Part of a data file

++++++++++

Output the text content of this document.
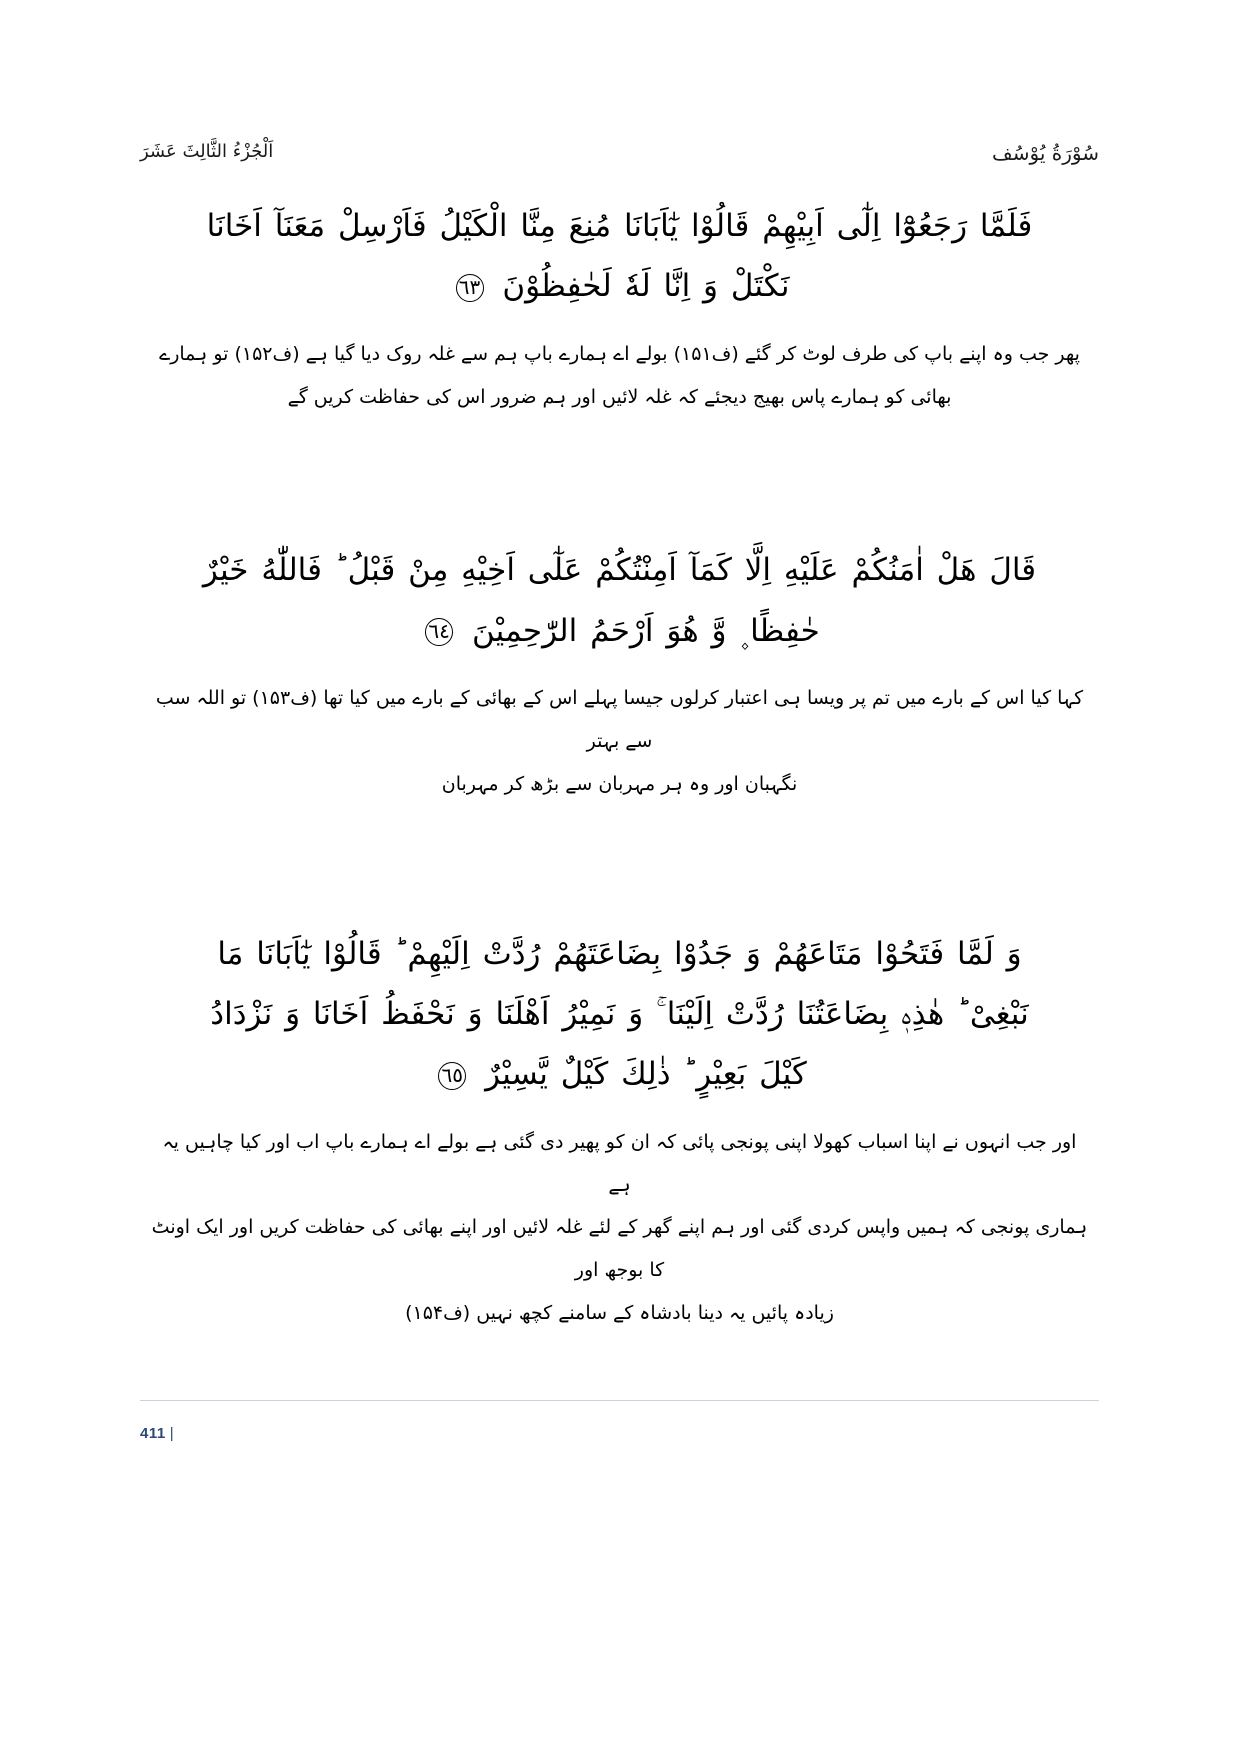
سُوْرَةُ يُوْسُف
اَلْجُزْءُ الثَّالِثَ عَشَرَ
فَلَمَّا رَجَعُوْٓا اِلٰٓى اَبِيْهِمْ قَالُوْا يٰٓاَبَانَا مُنِعَ مِنَّا الْكَيْلُ فَاَرْسِلْ مَعَنَآ اَخَانَا
نَكْتَلْ وَ اِنَّا لَهٗ لَحٰفِظُوْنَ ٦٣
پھر جب وہ اپنے باپ کی طرف لوٹ کر گئے (ف۱۵۱) بولے اے ہمارے باپ ہم سے غلہ روک دیا گیا ہے (ف۱۵۲) تو ہمارے
بھائی کو ہمارے پاس بھیج دیجئے کہ غلہ لائیں اور ہم ضرور اس کی حفاظت کریں گے
قَالَ هَلْ اٰمَنُكُمْ عَلَيْهِ اِلَّا كَمَآ اَمِنْتُكُمْ عَلٰٓى اَخِيْهِ مِنْ قَبْلُ ؕ فَاللّٰهُ خَيْرٌ
حٰفِظًا ۪ وَّ هُوَ اَرْحَمُ الرّٰحِمِيْنَ ٦٤
کہا کیا اس کے بارے میں تم پر ویسا ہی اعتبار کرلوں جیسا پہلے اس کے بھائی کے بارے میں کیا تھا (ف۱۵۳) تو اللہ سب سے بہتر
نگہبان اور وہ ہر مہربان سے بڑھ کر مہربان
وَ لَمَّا فَتَحُوْا مَتَاعَهُمْ وَ جَدُوْا بِضَاعَتَهُمْ رُدَّتْ اِلَيْهِمْ ؕ قَالُوْا يٰٓاَبَانَا مَا
نَبْغِىْ ؕ هٰذِهٖ بِضَاعَتُنَا رُدَّتْ اِلَيْنَا ۚ وَ نَمِيْرُ اَهْلَنَا وَ نَحْفَظُ اَخَانَا وَ نَزْدَادُ
كَيْلَ بَعِيْرٍ ؕ ذٰلِكَ كَيْلٌ يَّسِيْرٌ ٦٥
اور جب انہوں نے اپنا اسباب کھولا اپنی پونجی پائی کہ ان کو پھیر دی گئی ہے بولے اے ہمارے باپ اب اور کیا چاہیں یہ ہے
ہماری پونجی کہ ہمیں واپس کردی گئی اور ہم اپنے گھر کے لئے غلہ لائیں اور اپنے بھائی کی حفاظت کریں اور ایک اونٹ کا بوجھ اور
زیادہ پائیں یہ دینا بادشاہ کے سامنے کچھ نہیں (ف۱۵۴)
411 |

++++++++++

Set the listing down in full and exactly. Pictures within it should not appear in the copy.

= Reply to the exercise =
Output the text content of this document.
سُوْرَةُ يُوْسُف
اَلْجُزْءُ الثَّالِثَ عَشَرَ
فَلَمَّا رَجَعُوْٓا اِلٰٓى اَبِيْهِمْ قَالُوْا يٰٓاَبَانَا مُنِعَ مِنَّا الْكَيْلُ فَاَرْسِلْ مَعَنَآ اَخَانَا
نَكْتَلْ وَ اِنَّا لَهٗ لَحٰفِظُوْنَ ٦٣
پھر جب وہ اپنے باپ کی طرف لوٹ کر گئے (ف۱۵۱) بولے اے ہمارے باپ ہم سے غلہ روک دیا گیا ہے (ف۱۵۲) تو ہمارے
بھائی کو ہمارے پاس بھیج دیجئے کہ غلہ لائیں اور ہم ضرور اس کی حفاظت کریں گے
قَالَ هَلْ اٰمَنُكُمْ عَلَيْهِ اِلَّا كَمَآ اَمِنْتُكُمْ عَلٰٓى اَخِيْهِ مِنْ قَبْلُ ؕ فَاللّٰهُ خَيْرٌ
حٰفِظًا ۪ وَّ هُوَ اَرْحَمُ الرّٰحِمِيْنَ ٦٤
کہا کیا اس کے بارے میں تم پر ویسا ہی اعتبار کرلوں جیسا پہلے اس کے بھائی کے بارے میں کیا تھا (ف۱۵۳) تو اللہ سب سے بہتر
نگہبان اور وہ ہر مہربان سے بڑھ کر مہربان
وَ لَمَّا فَتَحُوْا مَتَاعَهُمْ وَ جَدُوْا بِضَاعَتَهُمْ رُدَّتْ اِلَيْهِمْ ؕ قَالُوْا يٰٓاَبَانَا مَا
نَبْغِىْ ؕ هٰذِهٖ بِضَاعَتُنَا رُدَّتْ اِلَيْنَا ۚ وَ نَمِيْرُ اَهْلَنَا وَ نَحْفَظُ اَخَانَا وَ نَزْدَادُ
كَيْلَ بَعِيْرٍ ؕ ذٰلِكَ كَيْلٌ يَّسِيْرٌ ٦٥
اور جب انہوں نے اپنا اسباب کھولا اپنی پونجی پائی کہ ان کو پھیر دی گئی ہے بولے اے ہمارے باپ اب اور کیا چاہیں یہ ہے
ہماری پونجی کہ ہمیں واپس کردی گئی اور ہم اپنے گھر کے لئے غلہ لائیں اور اپنے بھائی کی حفاظت کریں اور ایک اونٹ کا بوجھ اور
زیادہ پائیں یہ دینا بادشاہ کے سامنے کچھ نہیں (ف۱۵۴)
411 |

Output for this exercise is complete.